(Data records)
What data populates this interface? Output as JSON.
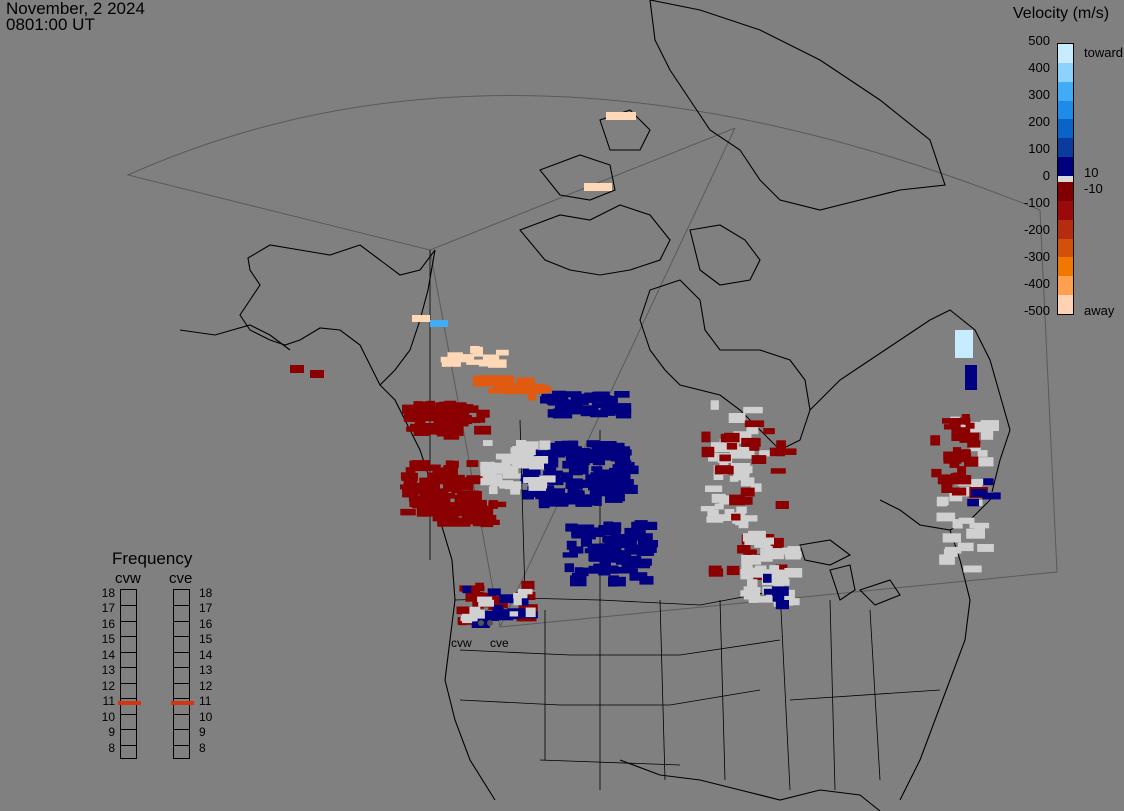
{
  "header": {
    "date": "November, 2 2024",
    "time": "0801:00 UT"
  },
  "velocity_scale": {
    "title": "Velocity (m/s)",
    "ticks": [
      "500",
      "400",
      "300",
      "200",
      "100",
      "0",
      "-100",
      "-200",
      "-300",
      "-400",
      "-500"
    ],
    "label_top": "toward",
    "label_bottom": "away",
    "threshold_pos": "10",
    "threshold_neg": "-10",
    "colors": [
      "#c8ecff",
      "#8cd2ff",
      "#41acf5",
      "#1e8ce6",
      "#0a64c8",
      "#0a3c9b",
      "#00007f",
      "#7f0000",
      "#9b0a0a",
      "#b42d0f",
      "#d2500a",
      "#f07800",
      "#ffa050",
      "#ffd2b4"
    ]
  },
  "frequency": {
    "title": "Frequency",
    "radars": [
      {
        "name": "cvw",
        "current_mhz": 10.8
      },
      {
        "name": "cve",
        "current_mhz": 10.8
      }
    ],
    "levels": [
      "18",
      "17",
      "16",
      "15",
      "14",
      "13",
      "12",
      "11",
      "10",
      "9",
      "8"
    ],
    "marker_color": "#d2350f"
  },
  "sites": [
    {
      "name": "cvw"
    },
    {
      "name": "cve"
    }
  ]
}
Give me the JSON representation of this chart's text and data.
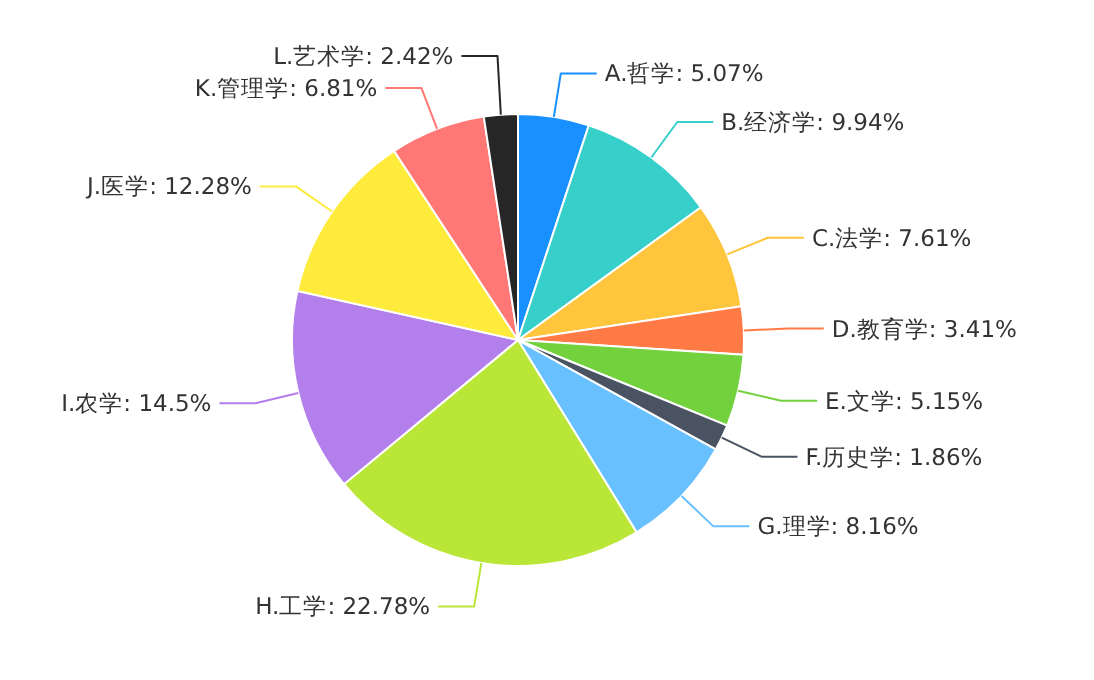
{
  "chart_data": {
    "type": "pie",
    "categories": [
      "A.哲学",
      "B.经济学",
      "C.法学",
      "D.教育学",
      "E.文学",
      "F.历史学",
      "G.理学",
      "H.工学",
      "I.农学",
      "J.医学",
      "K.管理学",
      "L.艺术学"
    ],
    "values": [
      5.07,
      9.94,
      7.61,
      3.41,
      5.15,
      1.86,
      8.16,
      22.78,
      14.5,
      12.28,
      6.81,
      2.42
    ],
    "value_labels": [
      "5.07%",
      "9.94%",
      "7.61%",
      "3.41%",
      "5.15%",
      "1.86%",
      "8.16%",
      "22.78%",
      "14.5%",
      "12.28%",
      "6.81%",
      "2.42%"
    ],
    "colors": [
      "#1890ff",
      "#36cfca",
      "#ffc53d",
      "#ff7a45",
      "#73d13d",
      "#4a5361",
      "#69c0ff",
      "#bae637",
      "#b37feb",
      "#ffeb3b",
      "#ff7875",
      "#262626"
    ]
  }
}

WHAT YOU HAVE TO DO: Gather all lines of the records that include the word "JSON".

THE COMPLETED TASK:
What data populates this interface? Output as JSON.
Give me the JSON representation of this chart's text and data.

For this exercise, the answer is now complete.